Only the lines holding the string "Kleinseun" are needed. Copy each one.

# DATASET EXTRACT start

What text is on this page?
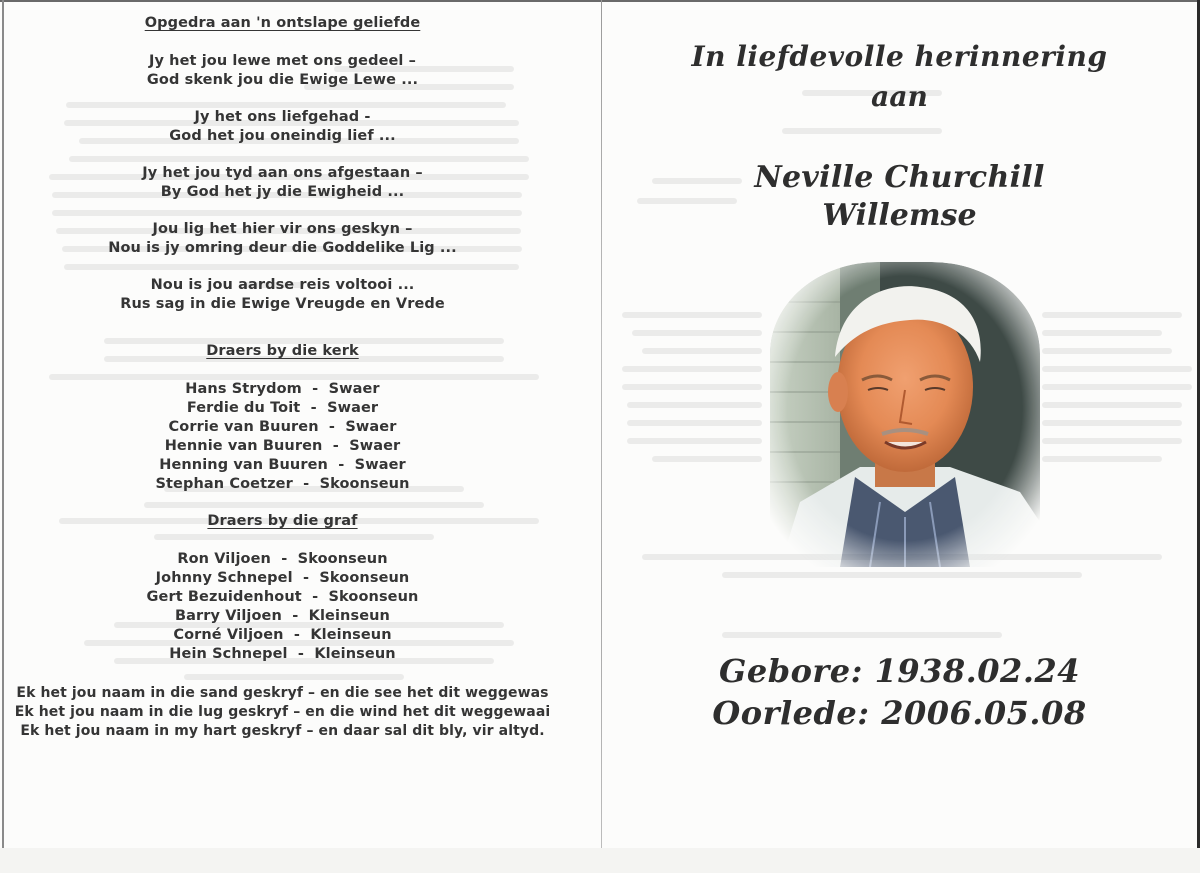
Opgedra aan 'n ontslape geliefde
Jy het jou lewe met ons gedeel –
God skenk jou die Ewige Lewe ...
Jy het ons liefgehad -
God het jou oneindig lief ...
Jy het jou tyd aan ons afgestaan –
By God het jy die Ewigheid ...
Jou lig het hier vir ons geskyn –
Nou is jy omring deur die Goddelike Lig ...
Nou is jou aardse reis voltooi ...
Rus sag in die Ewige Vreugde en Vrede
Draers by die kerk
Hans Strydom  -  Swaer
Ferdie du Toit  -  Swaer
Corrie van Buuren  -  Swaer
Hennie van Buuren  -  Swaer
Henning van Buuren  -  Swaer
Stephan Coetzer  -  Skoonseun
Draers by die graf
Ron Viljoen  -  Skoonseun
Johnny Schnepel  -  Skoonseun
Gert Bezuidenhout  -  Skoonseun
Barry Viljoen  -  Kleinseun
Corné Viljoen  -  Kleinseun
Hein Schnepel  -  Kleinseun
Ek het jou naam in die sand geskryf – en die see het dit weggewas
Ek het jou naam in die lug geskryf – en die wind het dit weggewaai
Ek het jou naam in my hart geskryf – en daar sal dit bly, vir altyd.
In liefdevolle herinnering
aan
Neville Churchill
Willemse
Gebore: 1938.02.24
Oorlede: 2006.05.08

# DATASET EXTRACT end
# DATASET EXTRACT start

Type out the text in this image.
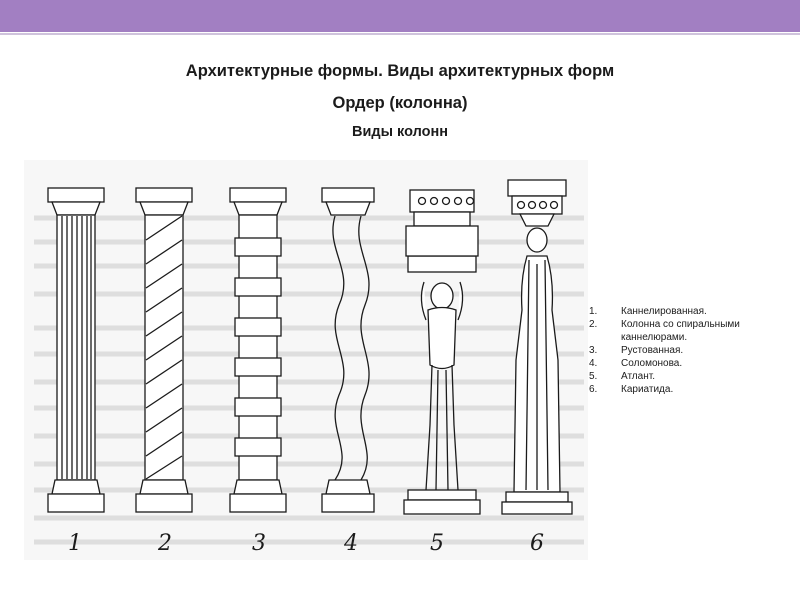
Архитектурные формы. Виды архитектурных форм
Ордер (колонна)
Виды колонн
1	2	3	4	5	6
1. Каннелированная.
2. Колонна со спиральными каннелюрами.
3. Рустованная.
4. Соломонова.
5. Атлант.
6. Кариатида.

# DATASET EXTRACT end

_ANSWER TO THE PROBLEM_
Barry Viljoen  -  Kleinseun
Corné Viljoen  -  Kleinseun
Hein Schnepel  -  Kleinseun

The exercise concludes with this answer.